_REQUEST_: In the entries below, count the lines holding "color". Reply with the number only.

_WORKING DATA_:
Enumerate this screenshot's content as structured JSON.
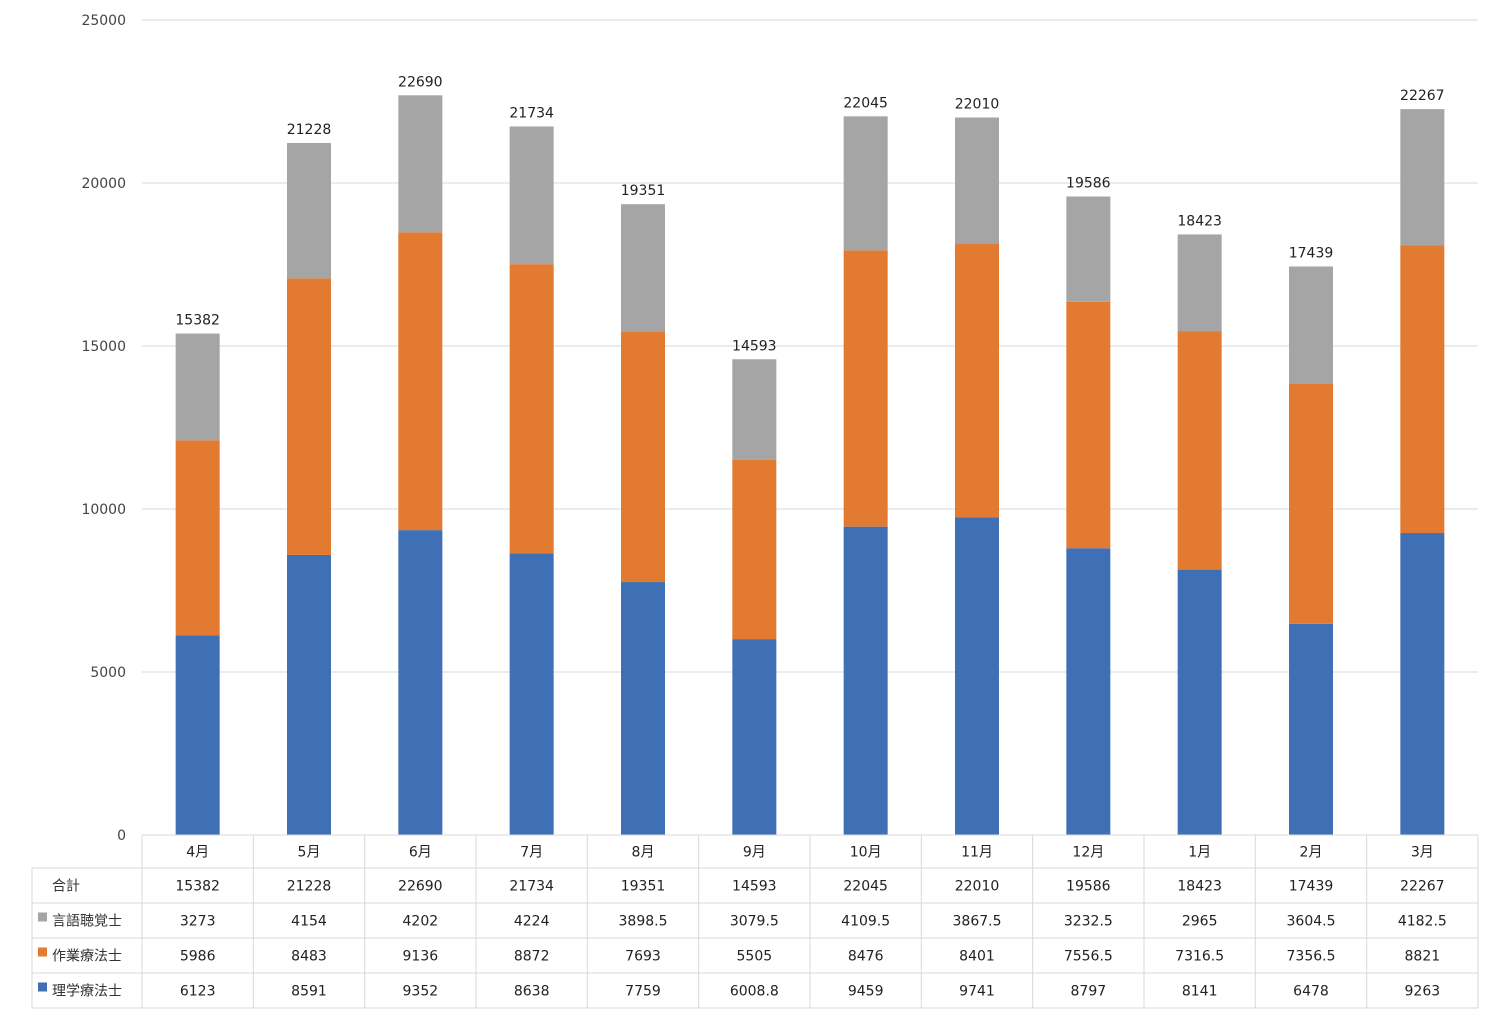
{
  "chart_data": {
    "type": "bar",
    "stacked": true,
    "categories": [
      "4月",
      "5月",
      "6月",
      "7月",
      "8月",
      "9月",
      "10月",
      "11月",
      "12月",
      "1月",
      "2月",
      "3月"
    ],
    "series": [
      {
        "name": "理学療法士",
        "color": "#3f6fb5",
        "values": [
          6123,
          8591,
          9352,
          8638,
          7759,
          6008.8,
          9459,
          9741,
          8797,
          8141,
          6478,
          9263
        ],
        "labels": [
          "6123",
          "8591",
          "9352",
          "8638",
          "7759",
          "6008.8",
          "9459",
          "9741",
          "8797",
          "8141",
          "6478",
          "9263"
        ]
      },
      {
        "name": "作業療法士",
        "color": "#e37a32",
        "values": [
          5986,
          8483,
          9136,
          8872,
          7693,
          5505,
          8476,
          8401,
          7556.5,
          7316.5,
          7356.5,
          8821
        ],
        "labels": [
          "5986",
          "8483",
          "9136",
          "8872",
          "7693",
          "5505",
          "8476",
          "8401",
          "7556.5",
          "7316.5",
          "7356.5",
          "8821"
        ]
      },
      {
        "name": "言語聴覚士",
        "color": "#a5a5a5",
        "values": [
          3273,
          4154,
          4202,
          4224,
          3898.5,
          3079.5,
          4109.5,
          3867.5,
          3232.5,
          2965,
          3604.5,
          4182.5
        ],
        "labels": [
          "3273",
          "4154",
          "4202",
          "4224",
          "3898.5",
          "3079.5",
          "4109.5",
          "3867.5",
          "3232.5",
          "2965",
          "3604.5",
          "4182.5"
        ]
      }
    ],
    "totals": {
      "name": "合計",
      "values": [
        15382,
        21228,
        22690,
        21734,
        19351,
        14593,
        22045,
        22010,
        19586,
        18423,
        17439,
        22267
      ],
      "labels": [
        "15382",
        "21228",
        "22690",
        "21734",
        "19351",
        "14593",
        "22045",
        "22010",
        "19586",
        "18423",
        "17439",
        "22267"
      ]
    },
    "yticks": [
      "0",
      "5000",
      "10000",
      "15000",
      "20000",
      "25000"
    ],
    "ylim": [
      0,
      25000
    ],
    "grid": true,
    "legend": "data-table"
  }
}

_EXERCISE OUTPUT_: 3